# TASK BRIEF
Please print all of the data below line for line, without changing a single character.

# MATERIAL FOR THE TASK
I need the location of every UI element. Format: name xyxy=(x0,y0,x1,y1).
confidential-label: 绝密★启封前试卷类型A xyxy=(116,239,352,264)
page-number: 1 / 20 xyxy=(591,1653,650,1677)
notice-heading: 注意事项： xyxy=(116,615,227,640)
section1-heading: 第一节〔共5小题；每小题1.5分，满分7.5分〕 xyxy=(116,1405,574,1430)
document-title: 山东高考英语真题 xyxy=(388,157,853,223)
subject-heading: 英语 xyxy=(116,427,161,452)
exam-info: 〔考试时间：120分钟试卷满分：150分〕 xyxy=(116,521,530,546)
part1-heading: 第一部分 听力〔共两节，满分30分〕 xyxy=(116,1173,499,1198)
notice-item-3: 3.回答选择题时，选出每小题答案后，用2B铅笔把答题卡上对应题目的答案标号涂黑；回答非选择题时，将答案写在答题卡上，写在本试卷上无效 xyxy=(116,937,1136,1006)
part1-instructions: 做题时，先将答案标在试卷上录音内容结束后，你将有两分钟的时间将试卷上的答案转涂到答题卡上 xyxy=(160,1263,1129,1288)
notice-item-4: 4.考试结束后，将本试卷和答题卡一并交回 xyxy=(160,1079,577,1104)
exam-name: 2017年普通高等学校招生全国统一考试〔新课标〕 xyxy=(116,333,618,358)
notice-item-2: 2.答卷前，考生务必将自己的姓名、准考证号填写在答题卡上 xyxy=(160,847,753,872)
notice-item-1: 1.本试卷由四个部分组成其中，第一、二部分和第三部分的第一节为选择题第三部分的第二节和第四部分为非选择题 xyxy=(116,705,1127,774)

# ANSWER
I need the location of every UI element. Format: name xyxy=(x0,y0,x1,y1).
confidential-label: 绝密★启封前试卷类型A xyxy=(116,239,352,264)
page-number: 1 / 20 xyxy=(591,1653,650,1677)
notice-heading: 注意事项： xyxy=(116,615,227,640)
section1-heading: 第一节〔共5小题；每小题1.5分，满分7.5分〕 xyxy=(116,1405,574,1430)
document-title: 山东高考英语真题 xyxy=(388,157,853,223)
subject-heading: 英语 xyxy=(116,427,161,452)
exam-info: 〔考试时间：120分钟试卷满分：150分〕 xyxy=(116,521,530,546)
part1-heading: 第一部分 听力〔共两节，满分30分〕 xyxy=(116,1173,499,1198)
notice-item-3: 3.回答选择题时，选出每小题答案后，用2B铅笔把答题卡上对应题目的答案标号涂黑；回答非选择题时，将答案写在答题卡上，写在本试卷上无效 xyxy=(116,937,1136,1006)
part1-instructions: 做题时，先将答案标在试卷上录音内容结束后，你将有两分钟的时间将试卷上的答案转涂到答题卡上 xyxy=(160,1263,1129,1288)
notice-item-4: 4.考试结束后，将本试卷和答题卡一并交回 xyxy=(160,1079,577,1104)
exam-name: 2017年普通高等学校招生全国统一考试〔新课标〕 xyxy=(116,333,618,358)
notice-item-2: 2.答卷前，考生务必将自己的姓名、准考证号填写在答题卡上 xyxy=(160,847,753,872)
notice-item-1: 1.本试卷由四个部分组成其中，第一、二部分和第三部分的第一节为选择题第三部分的第二节和第四部分为非选择题 xyxy=(116,705,1127,774)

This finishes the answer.